What needs to be done — Track down every line below that holds "点击我的证书" and copy it.

Part of a data file —
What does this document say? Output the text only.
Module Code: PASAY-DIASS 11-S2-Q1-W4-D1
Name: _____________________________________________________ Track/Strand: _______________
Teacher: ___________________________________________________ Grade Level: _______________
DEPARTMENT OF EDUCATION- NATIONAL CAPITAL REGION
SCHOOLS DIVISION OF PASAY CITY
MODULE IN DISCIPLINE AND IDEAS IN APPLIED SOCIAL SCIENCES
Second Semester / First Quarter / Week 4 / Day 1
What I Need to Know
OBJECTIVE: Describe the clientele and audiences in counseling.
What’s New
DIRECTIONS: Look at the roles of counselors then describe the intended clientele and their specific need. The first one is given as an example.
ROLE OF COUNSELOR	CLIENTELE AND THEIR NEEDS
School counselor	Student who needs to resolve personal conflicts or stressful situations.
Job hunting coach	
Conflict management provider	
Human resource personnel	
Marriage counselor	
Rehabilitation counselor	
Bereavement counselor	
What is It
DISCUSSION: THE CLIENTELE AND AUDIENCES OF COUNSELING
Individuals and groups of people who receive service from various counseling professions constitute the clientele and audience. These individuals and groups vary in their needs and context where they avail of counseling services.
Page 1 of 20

==

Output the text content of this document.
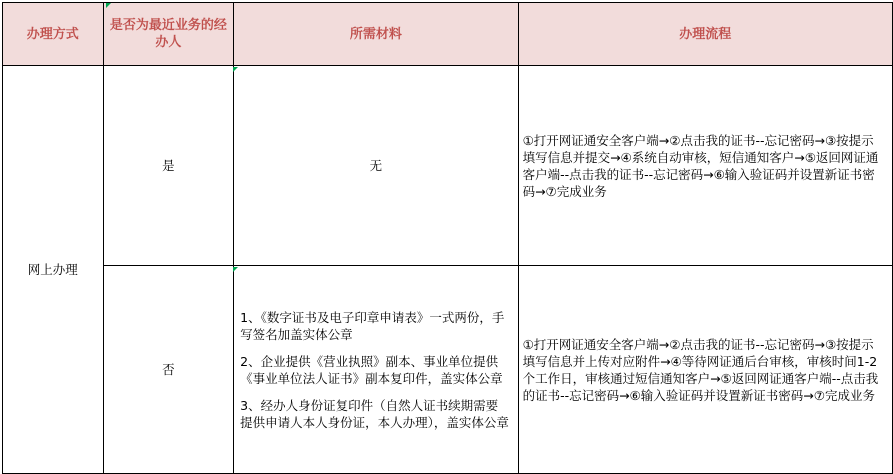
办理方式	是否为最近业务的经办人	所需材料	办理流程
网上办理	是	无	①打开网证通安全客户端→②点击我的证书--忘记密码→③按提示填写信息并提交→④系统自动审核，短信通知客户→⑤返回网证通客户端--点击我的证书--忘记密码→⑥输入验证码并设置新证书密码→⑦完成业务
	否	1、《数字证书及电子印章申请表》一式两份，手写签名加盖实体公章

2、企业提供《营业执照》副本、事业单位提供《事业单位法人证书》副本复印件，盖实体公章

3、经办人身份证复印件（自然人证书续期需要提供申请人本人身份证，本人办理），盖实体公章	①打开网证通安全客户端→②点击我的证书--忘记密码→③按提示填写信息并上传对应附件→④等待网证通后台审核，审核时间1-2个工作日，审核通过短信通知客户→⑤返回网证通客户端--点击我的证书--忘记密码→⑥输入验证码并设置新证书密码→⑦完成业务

==

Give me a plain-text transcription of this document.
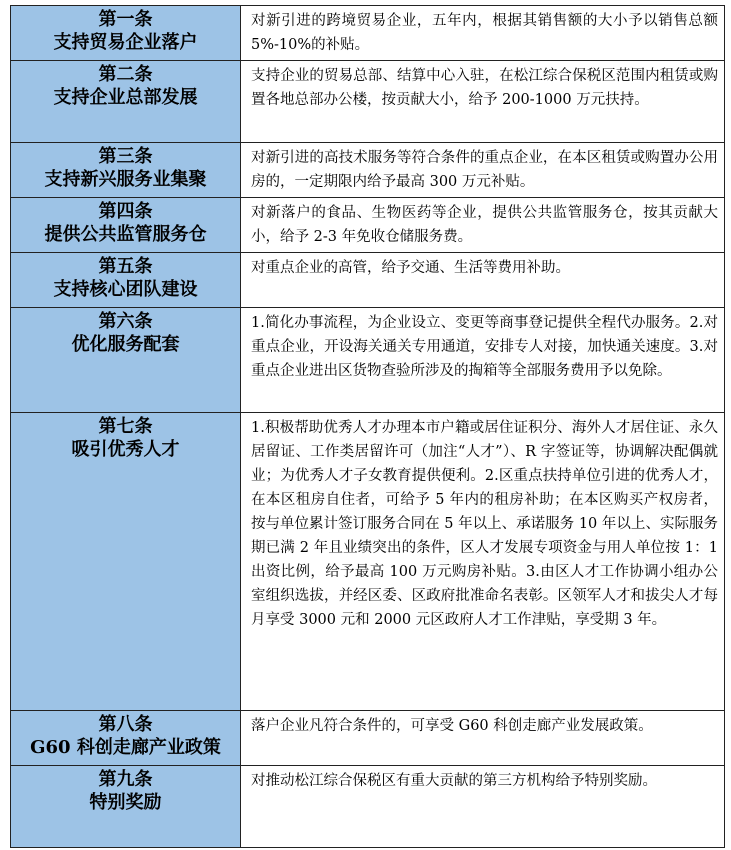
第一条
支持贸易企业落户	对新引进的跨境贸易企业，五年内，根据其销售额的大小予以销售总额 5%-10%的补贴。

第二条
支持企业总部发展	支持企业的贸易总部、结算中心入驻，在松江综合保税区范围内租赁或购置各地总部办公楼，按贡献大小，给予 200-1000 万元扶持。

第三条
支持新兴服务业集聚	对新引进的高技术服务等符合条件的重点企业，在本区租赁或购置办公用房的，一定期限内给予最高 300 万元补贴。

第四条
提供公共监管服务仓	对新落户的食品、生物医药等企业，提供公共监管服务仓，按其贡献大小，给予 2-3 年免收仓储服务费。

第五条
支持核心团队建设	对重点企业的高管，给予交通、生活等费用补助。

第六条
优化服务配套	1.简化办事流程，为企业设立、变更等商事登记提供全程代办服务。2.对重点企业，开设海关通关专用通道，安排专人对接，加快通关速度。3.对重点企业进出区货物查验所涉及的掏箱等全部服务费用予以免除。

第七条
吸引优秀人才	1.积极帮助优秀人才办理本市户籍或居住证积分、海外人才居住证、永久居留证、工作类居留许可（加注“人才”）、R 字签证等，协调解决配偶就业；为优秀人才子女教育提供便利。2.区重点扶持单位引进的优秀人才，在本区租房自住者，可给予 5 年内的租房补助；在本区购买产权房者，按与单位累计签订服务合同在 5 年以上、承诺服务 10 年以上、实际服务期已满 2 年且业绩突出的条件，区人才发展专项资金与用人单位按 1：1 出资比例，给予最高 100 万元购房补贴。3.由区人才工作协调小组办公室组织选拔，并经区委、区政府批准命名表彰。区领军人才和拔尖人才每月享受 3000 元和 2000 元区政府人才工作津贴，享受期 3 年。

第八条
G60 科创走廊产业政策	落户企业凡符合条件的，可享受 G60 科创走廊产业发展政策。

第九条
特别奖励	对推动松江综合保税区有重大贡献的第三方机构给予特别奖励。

Written response —
网上办理	是	无	①打开网证通安全客户端→②点击我的证书--忘记密码→③按提示填写信息并提交→④系统自动审核，短信通知客户→⑤返回网证通客户端--点击我的证书--忘记密码→⑥输入验证码并设置新证书密码→⑦完成业务
3、经办人身份证复印件（自然人证书续期需要提供申请人本人身份证，本人办理），盖实体公章	①打开网证通安全客户端→②点击我的证书--忘记密码→③按提示填写信息并上传对应附件→④等待网证通后台审核，审核时间1-2个工作日，审核通过短信通知客户→⑤返回网证通客户端--点击我的证书--忘记密码→⑥输入验证码并设置新证书密码→⑦完成业务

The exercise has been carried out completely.